++++ Material for this exercise

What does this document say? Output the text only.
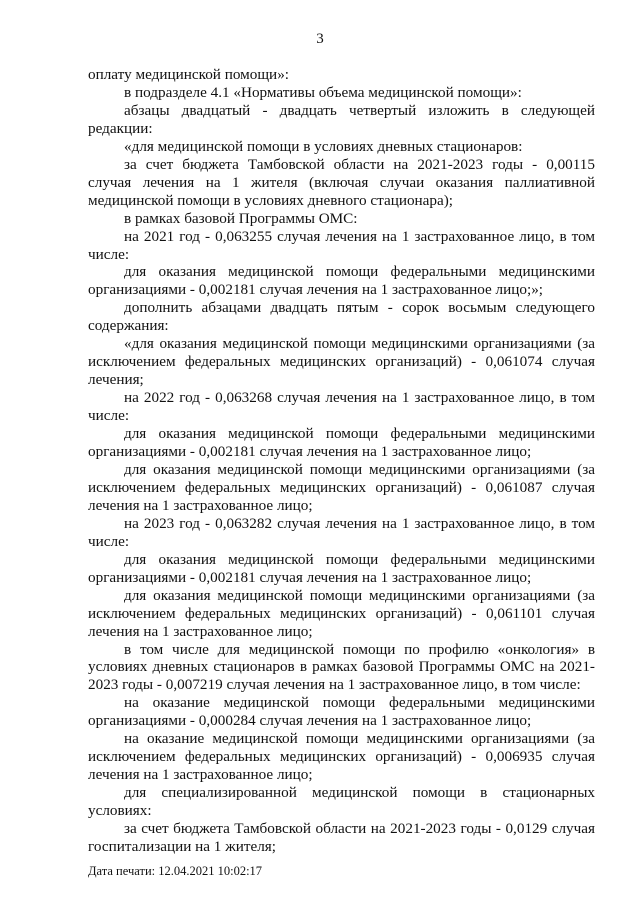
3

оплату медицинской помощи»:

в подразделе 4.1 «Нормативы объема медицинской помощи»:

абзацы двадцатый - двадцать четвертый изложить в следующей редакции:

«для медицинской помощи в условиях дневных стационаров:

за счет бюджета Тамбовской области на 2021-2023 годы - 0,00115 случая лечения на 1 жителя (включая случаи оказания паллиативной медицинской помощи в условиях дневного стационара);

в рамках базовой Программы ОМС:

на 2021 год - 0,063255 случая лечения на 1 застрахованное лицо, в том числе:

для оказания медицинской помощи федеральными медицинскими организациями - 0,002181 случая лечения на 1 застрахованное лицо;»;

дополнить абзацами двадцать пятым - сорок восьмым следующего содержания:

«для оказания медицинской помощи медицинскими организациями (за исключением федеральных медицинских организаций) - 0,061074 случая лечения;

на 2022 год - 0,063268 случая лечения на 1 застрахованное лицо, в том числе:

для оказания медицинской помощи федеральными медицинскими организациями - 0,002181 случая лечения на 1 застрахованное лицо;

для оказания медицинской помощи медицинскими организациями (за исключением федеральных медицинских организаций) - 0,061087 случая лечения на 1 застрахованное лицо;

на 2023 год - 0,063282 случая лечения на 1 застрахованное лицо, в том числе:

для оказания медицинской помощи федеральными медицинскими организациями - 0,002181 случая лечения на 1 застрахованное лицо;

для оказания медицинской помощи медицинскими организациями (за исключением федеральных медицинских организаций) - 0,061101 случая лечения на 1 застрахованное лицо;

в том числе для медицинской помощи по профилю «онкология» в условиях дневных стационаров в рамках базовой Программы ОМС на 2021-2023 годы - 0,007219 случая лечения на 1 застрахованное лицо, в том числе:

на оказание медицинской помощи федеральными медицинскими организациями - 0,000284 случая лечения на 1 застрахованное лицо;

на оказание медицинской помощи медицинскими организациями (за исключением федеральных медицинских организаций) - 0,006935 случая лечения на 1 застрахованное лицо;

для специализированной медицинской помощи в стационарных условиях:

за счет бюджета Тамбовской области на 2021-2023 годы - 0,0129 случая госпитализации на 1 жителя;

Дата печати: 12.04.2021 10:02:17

++++++++
++++ Material for this exercise

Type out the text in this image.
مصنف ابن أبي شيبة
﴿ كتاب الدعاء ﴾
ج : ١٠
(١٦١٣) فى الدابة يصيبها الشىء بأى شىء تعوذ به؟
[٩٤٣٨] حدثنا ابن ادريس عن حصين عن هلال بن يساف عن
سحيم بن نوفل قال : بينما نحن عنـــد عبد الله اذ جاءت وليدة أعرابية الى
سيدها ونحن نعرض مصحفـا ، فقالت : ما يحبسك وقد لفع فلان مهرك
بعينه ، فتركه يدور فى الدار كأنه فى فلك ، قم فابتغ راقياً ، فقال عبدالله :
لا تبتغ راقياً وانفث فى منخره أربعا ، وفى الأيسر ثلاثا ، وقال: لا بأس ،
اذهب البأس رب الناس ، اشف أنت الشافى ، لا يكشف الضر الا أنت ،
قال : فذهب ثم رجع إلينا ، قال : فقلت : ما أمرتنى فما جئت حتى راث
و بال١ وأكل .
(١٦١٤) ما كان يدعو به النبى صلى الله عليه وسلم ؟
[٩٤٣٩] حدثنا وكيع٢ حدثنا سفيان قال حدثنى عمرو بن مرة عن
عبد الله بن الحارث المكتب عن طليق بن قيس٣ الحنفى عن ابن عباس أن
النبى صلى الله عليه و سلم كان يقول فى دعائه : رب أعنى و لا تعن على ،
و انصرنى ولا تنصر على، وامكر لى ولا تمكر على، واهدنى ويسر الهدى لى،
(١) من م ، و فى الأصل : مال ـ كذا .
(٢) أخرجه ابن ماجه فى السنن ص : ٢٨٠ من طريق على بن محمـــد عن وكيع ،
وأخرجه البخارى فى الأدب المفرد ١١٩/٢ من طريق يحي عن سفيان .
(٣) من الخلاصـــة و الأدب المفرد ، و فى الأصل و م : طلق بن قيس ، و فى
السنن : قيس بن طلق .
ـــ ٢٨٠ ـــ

++++++++

| Exercise requirements |
Of all the lines above, how many contain "راقيا"? Give the number and nothing more.

| Final answer |
2